• _Exercise brief_:
Print the lines from the one that contains "Convert this screenshot" to the one that contains "What data populates", inclusive, exactly as they appear, and please drop any pictures.

[Records that describe figures]
──────

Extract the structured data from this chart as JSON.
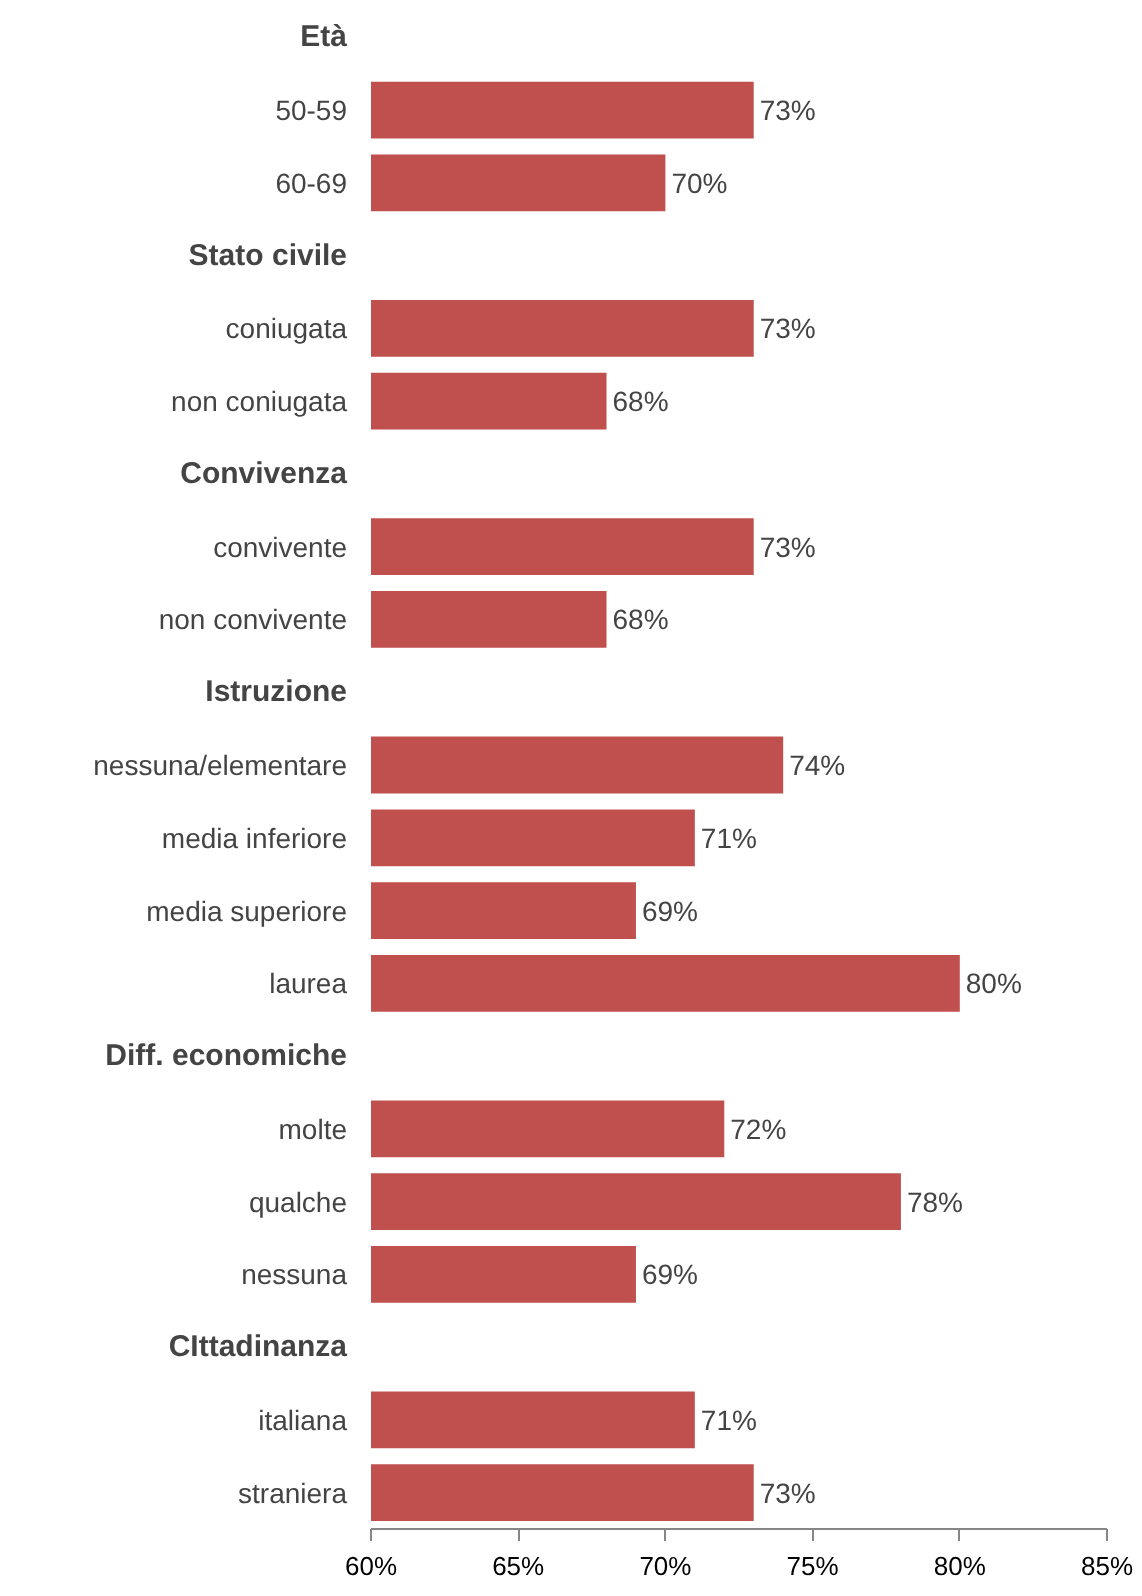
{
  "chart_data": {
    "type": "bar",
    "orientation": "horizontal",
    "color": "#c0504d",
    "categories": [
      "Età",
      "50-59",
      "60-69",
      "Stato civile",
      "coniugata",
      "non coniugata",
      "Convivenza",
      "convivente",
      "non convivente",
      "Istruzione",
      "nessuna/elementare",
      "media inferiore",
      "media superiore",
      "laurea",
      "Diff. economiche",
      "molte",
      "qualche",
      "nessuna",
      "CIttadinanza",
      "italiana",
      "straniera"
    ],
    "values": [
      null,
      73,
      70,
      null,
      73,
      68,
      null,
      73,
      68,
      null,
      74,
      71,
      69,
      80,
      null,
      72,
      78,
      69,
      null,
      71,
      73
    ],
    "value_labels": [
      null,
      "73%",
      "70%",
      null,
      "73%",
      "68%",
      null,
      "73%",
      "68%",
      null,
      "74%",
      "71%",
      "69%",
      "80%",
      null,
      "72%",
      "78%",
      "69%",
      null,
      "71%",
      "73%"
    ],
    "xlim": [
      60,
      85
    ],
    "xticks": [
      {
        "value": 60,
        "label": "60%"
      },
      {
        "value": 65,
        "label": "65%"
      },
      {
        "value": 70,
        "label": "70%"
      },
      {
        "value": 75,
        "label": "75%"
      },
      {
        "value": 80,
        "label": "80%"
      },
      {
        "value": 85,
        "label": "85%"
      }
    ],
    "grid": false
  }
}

──────

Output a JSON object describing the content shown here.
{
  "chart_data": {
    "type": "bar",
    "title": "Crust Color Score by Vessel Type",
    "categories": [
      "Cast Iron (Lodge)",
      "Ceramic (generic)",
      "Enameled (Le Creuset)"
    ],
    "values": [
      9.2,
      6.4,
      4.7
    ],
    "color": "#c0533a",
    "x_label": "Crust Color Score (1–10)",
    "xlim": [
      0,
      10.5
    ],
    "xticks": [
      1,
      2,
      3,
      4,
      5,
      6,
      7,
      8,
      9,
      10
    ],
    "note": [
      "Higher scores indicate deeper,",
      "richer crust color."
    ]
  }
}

──────

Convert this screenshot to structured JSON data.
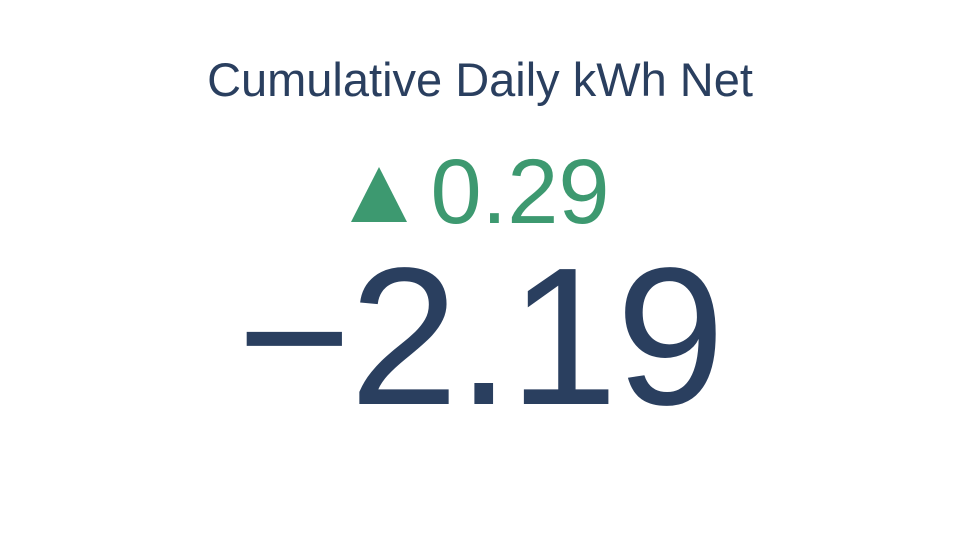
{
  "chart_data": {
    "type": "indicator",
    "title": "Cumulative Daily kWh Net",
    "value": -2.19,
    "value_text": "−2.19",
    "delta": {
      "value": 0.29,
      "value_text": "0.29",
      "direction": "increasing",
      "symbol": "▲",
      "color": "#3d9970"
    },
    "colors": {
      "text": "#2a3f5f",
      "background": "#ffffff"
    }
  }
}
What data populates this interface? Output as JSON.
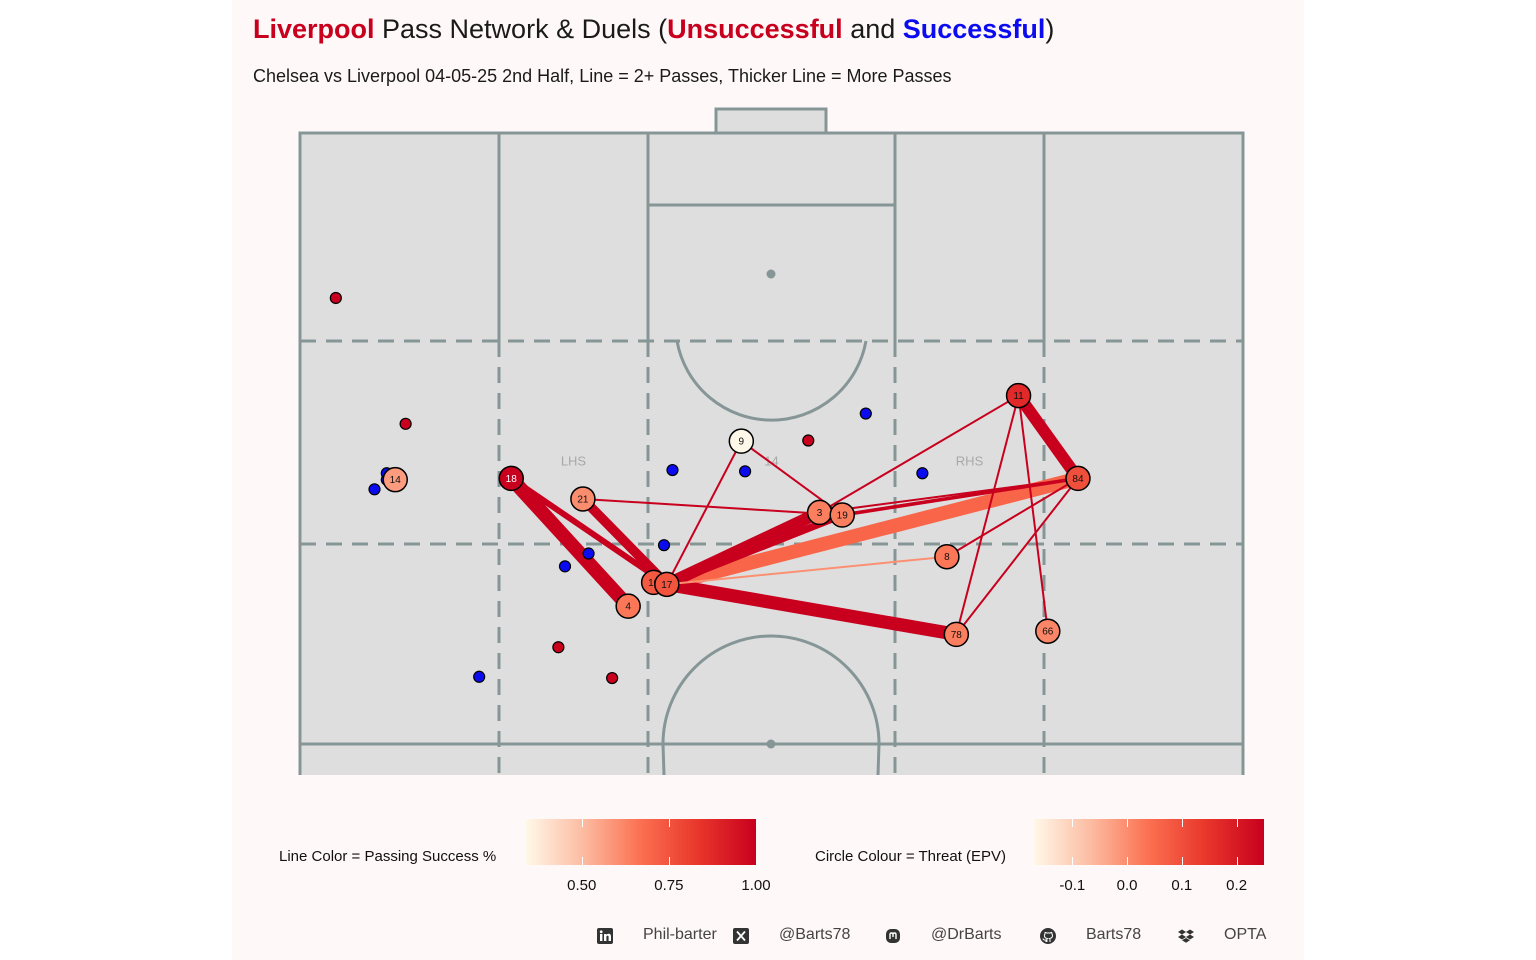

──────

• _Output for this exercise_:
Convert this screenshot to structured JSON data.
{
  "chart_data": {
    "type": "indicator",
    "title": "Cumulative Daily kWh Net",
    "value": -2.19,
    "value_text": "−2.19",
    "delta": {
      "value": 0.29,
      "value_text": "0.29",
      "direction": "increasing",
      "symbol": "▲",
      "color": "#3d9970"
    },
    "colors": {
      "text": "#2a3f5f",
      "background": "#ffffff"
    }
  }
}
What data populates this interface? Output as JSON.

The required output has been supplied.